Dataset entries for page text
———

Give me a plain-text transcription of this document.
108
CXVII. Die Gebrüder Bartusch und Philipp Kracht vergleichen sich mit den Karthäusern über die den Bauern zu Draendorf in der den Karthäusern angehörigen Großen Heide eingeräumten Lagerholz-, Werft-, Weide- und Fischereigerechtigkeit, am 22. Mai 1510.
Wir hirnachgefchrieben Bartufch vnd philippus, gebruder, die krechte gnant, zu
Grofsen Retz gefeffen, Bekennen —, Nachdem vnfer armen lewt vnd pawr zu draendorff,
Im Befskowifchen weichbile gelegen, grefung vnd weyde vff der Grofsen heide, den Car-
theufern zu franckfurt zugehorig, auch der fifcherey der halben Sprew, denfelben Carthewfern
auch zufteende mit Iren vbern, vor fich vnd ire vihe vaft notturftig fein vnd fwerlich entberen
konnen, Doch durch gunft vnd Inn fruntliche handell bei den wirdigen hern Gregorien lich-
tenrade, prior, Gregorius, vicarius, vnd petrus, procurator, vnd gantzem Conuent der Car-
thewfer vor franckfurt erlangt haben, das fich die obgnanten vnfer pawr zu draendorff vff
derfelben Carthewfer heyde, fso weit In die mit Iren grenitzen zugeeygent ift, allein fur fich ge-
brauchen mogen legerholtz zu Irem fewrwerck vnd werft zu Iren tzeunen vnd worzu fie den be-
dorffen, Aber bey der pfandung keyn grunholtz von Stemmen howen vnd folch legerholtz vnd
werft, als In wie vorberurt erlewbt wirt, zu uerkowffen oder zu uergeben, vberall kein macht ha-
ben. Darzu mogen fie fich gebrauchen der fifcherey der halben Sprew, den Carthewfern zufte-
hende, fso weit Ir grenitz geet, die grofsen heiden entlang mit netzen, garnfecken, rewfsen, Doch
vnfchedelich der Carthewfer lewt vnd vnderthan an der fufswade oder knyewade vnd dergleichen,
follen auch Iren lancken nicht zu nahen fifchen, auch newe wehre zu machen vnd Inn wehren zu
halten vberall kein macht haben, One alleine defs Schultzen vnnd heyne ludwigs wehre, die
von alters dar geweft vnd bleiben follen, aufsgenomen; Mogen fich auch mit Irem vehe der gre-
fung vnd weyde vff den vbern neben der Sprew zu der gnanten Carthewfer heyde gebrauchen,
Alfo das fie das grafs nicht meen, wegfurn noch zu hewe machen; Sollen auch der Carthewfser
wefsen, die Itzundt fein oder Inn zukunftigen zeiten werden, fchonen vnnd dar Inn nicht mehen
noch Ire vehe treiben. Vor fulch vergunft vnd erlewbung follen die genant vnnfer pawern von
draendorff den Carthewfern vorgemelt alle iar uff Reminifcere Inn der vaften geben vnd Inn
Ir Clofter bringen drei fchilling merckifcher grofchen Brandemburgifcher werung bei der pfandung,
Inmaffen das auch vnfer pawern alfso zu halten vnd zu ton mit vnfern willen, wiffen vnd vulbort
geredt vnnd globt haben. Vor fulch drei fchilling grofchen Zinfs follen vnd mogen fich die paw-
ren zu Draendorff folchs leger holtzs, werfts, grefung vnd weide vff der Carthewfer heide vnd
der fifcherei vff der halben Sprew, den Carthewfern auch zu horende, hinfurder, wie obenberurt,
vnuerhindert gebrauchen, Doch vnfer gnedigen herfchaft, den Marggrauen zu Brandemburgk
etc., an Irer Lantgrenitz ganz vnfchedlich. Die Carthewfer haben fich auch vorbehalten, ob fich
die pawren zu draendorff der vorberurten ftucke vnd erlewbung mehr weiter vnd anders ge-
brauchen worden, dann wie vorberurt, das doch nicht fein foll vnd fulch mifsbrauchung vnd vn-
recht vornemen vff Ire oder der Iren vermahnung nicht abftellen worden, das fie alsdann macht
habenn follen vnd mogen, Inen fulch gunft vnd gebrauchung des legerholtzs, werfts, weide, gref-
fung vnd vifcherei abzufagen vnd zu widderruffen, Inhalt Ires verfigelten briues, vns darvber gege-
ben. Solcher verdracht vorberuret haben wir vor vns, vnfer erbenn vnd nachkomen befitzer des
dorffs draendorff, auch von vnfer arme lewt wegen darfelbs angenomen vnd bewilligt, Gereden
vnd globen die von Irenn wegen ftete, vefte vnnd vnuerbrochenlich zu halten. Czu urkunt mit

———

Repeat all of the data exactly.

Give me a plain-text transcription of this document.
108
CXVII. Die Gebrüder Bartusch und Philipp Kracht vergleichen sich mit den Karthäusern über die den Bauern zu Draendorf in der den Karthäusern angehörigen Großen Heide eingeräumten Lagerholz-, Werft-, Weide- und Fischereigerechtigkeit, am 22. Mai 1510.
Wir hirnachgefchrieben Bartufch vnd philippus, gebruder, die krechte gnant, zu
Grofsen Retz gefeffen, Bekennen —, Nachdem vnfer armen lewt vnd pawr zu draendorff,
Im Befskowifchen weichbile gelegen, grefung vnd weyde vff der Grofsen heide, den Car-
theufern zu franckfurt zugehorig, auch der fifcherey der halben Sprew, denfelben Carthewfern
auch zufteende mit Iren vbern, vor fich vnd ire vihe vaft notturftig fein vnd fwerlich entberen
konnen, Doch durch gunft vnd Inn fruntliche handell bei den wirdigen hern Gregorien lich-
tenrade, prior, Gregorius, vicarius, vnd petrus, procurator, vnd gantzem Conuent der Car-
thewfer vor franckfurt erlangt haben, das fich die obgnanten vnfer pawr zu draendorff vff
derfelben Carthewfer heyde, fso weit In die mit Iren grenitzen zugeeygent ift, allein fur fich ge-
brauchen mogen legerholtz zu Irem fewrwerck vnd werft zu Iren tzeunen vnd worzu fie den be-
dorffen, Aber bey der pfandung keyn grunholtz von Stemmen howen vnd folch legerholtz vnd
werft, als In wie vorberurt erlewbt wirt, zu uerkowffen oder zu uergeben, vberall kein macht ha-
ben. Darzu mogen fie fich gebrauchen der fifcherey der halben Sprew, den Carthewfern zufte-
hende, fso weit Ir grenitz geet, die grofsen heiden entlang mit netzen, garnfecken, rewfsen, Doch
vnfchedelich der Carthewfer lewt vnd vnderthan an der fufswade oder knyewade vnd dergleichen,
follen auch Iren lancken nicht zu nahen fifchen, auch newe wehre zu machen vnd Inn wehren zu
halten vberall kein macht haben, One alleine defs Schultzen vnnd heyne ludwigs wehre, die
von alters dar geweft vnd bleiben follen, aufsgenomen; Mogen fich auch mit Irem vehe der gre-
fung vnd weyde vff den vbern neben der Sprew zu der gnanten Carthewfer heyde gebrauchen,
Alfo das fie das grafs nicht meen, wegfurn noch zu hewe machen; Sollen auch der Carthewfser
wefsen, die Itzundt fein oder Inn zukunftigen zeiten werden, fchonen vnnd dar Inn nicht mehen
noch Ire vehe treiben. Vor fulch vergunft vnd erlewbung follen die genant vnnfer pawern von
draendorff den Carthewfern vorgemelt alle iar uff Reminifcere Inn der vaften geben vnd Inn
Ir Clofter bringen drei fchilling merckifcher grofchen Brandemburgifcher werung bei der pfandung,
Inmaffen das auch vnfer pawern alfso zu halten vnd zu ton mit vnfern willen, wiffen vnd vulbort
geredt vnnd globt haben. Vor fulch drei fchilling grofchen Zinfs follen vnd mogen fich die paw-
ren zu Draendorff folchs leger holtzs, werfts, grefung vnd weide vff der Carthewfer heide vnd
der fifcherei vff der halben Sprew, den Carthewfern auch zu horende, hinfurder, wie obenberurt,
vnuerhindert gebrauchen, Doch vnfer gnedigen herfchaft, den Marggrauen zu Brandemburgk
etc., an Irer Lantgrenitz ganz vnfchedlich. Die Carthewfer haben fich auch vorbehalten, ob fich
die pawren zu draendorff der vorberurten ftucke vnd erlewbung mehr weiter vnd anders ge-
brauchen worden, dann wie vorberurt, das doch nicht fein foll vnd fulch mifsbrauchung vnd vn-
recht vornemen vff Ire oder der Iren vermahnung nicht abftellen worden, das fie alsdann macht
habenn follen vnd mogen, Inen fulch gunft vnd gebrauchung des legerholtzs, werfts, weide, gref-
fung vnd vifcherei abzufagen vnd zu widderruffen, Inhalt Ires verfigelten briues, vns darvber gege-
ben. Solcher verdracht vorberuret haben wir vor vns, vnfer erbenn vnd nachkomen befitzer des
dorffs draendorff, auch von vnfer arme lewt wegen darfelbs angenomen vnd bewilligt, Gereden
vnd globen die von Irenn wegen ftete, vefte vnnd vnuerbrochenlich zu halten. Czu urkunt mit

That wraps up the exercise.